Word for word, copy all the data and drop the pictures.
------------------------------------------------------------
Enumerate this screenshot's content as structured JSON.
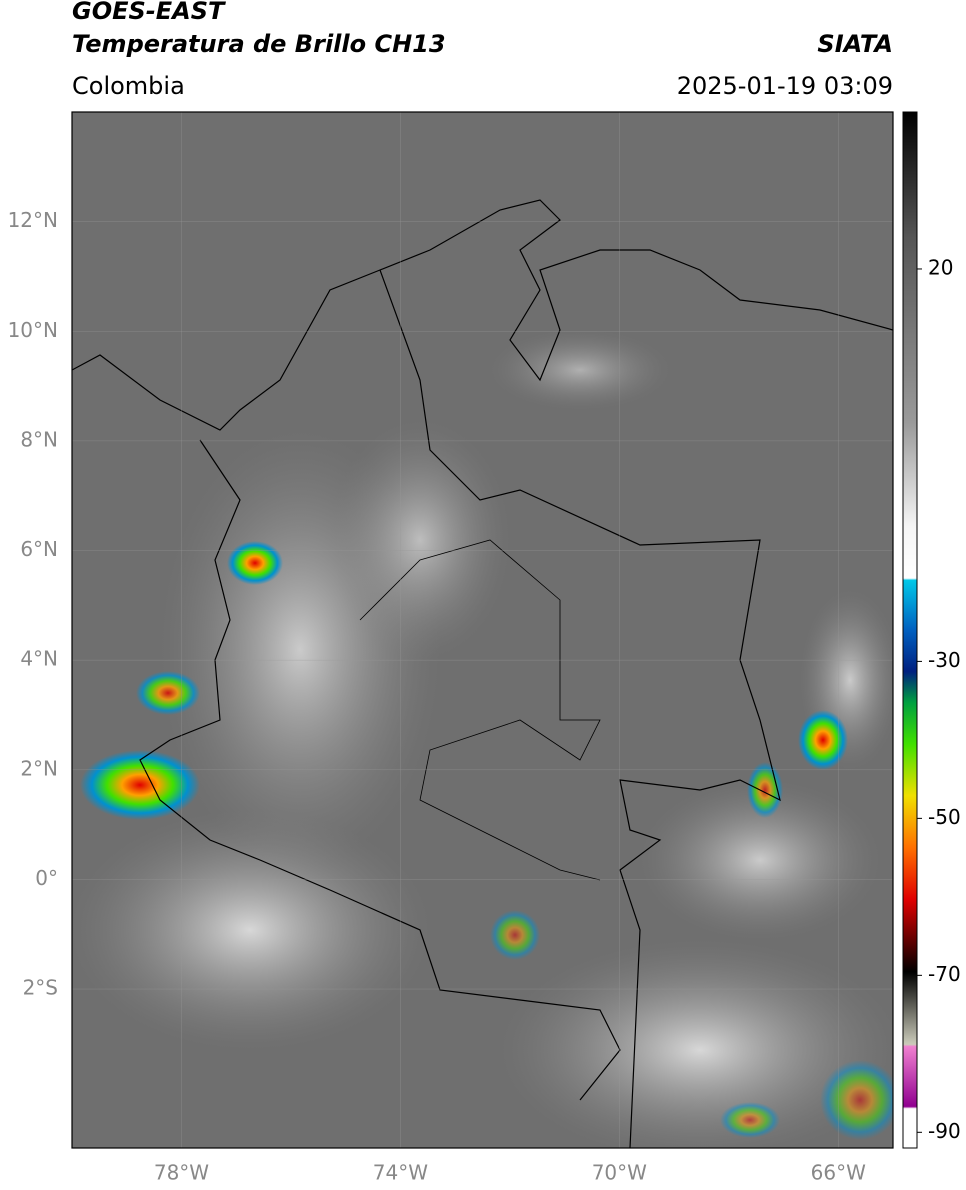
{
  "header": {
    "title": "GOES-EAST",
    "subtitle": "Temperatura de Brillo CH13",
    "region": "Colombia",
    "source": "SIATA",
    "datetime": "2025-01-19 03:09"
  },
  "map": {
    "latlim": [
      -4.9,
      14
    ],
    "lonlim": [
      -80,
      -65
    ],
    "latticks": [
      {
        "value": 12,
        "label": "12°N"
      },
      {
        "value": 10,
        "label": "10°N"
      },
      {
        "value": 8,
        "label": "8°N"
      },
      {
        "value": 6,
        "label": "6°N"
      },
      {
        "value": 4,
        "label": "4°N"
      },
      {
        "value": 2,
        "label": "2°N"
      },
      {
        "value": 0,
        "label": "0°"
      },
      {
        "value": -2,
        "label": "2°S"
      }
    ],
    "lonticks": [
      {
        "value": -78,
        "label": "78°W"
      },
      {
        "value": -74,
        "label": "74°W"
      },
      {
        "value": -70,
        "label": "70°W"
      },
      {
        "value": -66,
        "label": "66°W"
      }
    ]
  },
  "colorbar": {
    "lim": [
      -92,
      40
    ],
    "ticks": [
      20,
      -30,
      -50,
      -70,
      -90
    ]
  }
}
------------------------------------------------------------
◆ Final answer ◆
Enumerate this screenshot's content as structured JSON.
{
  "header": {
    "title": "GOES-EAST",
    "subtitle": "Temperatura de Brillo CH13",
    "region": "Colombia",
    "source": "SIATA",
    "datetime": "2025-01-19 03:09"
  },
  "map": {
    "latlim": [
      -4.9,
      14
    ],
    "lonlim": [
      -80,
      -65
    ],
    "latticks": [
      {
        "value": 12,
        "label": "12°N"
      },
      {
        "value": 10,
        "label": "10°N"
      },
      {
        "value": 8,
        "label": "8°N"
      },
      {
        "value": 6,
        "label": "6°N"
      },
      {
        "value": 4,
        "label": "4°N"
      },
      {
        "value": 2,
        "label": "2°N"
      },
      {
        "value": 0,
        "label": "0°"
      },
      {
        "value": -2,
        "label": "2°S"
      }
    ],
    "lonticks": [
      {
        "value": -78,
        "label": "78°W"
      },
      {
        "value": -74,
        "label": "74°W"
      },
      {
        "value": -70,
        "label": "70°W"
      },
      {
        "value": -66,
        "label": "66°W"
      }
    ]
  },
  "colorbar": {
    "lim": [
      -92,
      40
    ],
    "ticks": [
      20,
      -30,
      -50,
      -70,
      -90
    ]
  }
}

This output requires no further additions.